PASSAGE TO READ =
-- start --

Plaintiff had an employment contract for "the solicitation" and "sale" of a limited amount of equipment, as well as the solicitation and sale of home alarm services, and was "paid . . . in part, by commission." M.C.L. § 600.2961(1)(e). The sale of equipment fits within the definition of the sale of a "good," and Guardian concedes that it contracted with Plaintiff for solicitation of a small amount of equipment (although some equipment was leased). See Klapp v. United Ins. Group Agency, Inc., 259 Mich. App. 467, 471, 674 N.W.2d 736 (Mich.Ct.App. 2003) ("`Goods' means all things (including specially manufactured goods) which are movable at the time of identification to the contract for sale other than the money in which the price is to be paid, investment securities (article 8) and things in action. . . .") (citing M.C.L. § 440.2105); Def.'s Mot. at 7.

-- end --

STATED PROBLEM 1 = From the excerpt, output the part that opens with the words containing "Plaintiff had an" and closes with "Def.'s Mot. at 7.", copied exactly.
STATED PROBLEM 2 = According to the quoted definition in the excerpt, what three things are excluded from "goods"? List them all.
STATED PROBLEM 3 =
Does each statement agree with the excerpt? Answer yes or no and quote the deciding words.
(a) Plaintiff was paid entirely by commission.
(b) Guardian concedes that it contracted with Plaintiff for solicitation of a small amount of equipment.
(c) All of the equipment was sold rather than leased.

DATA =
-- start --

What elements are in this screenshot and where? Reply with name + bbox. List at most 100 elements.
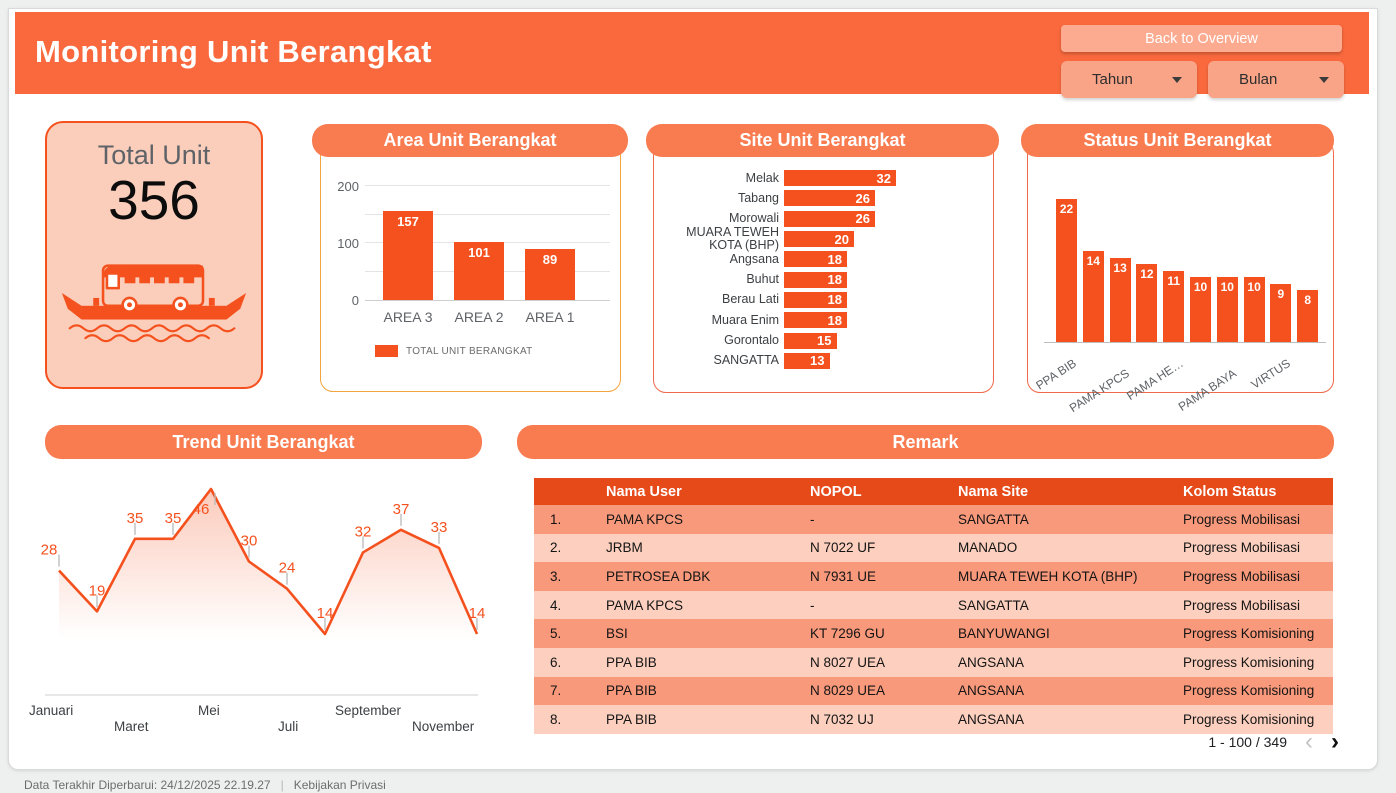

-- end --

CORRECT RESPONSE 1 =
Plaintiff had an employment contract for "the solicitation" and "sale" of a limited amount of equipment, as well as the solicitation and sale of home alarm services, and was "paid . . . in part, by commission." M.C.L. § 600.2961(1)(e). The sale of equipment fits within the definition of the sale of a "good," and Guardian concedes that it contracted with Plaintiff for solicitation of a small amount of equipment (although some equipment was leased). See Klapp v. United Ins. Group Agency, Inc., 259 Mich. App. 467, 471, 674 N.W.2d 736 (Mich.Ct.App. 2003) ("`Goods' means all things (including specially manufactured goods) which are movable at the time of identification to the contract for sale other than the money in which the price is to be paid, investment securities (article 8) and things in action. . . .") (citing M.C.L. § 440.2105); Def.'s Mot. at 7.

CORRECT RESPONSE 2 =
- the money in which the price is to be paid
- investment securities (article 8)
- things in action

CORRECT RESPONSE 3 =
(a) No: "paid . . . in part, by commission."
(b) Yes: "Guardian concedes that it contracted with Plaintiff for solicitation of a small amount of equipment"
(c) No: "(although some equipment was leased)"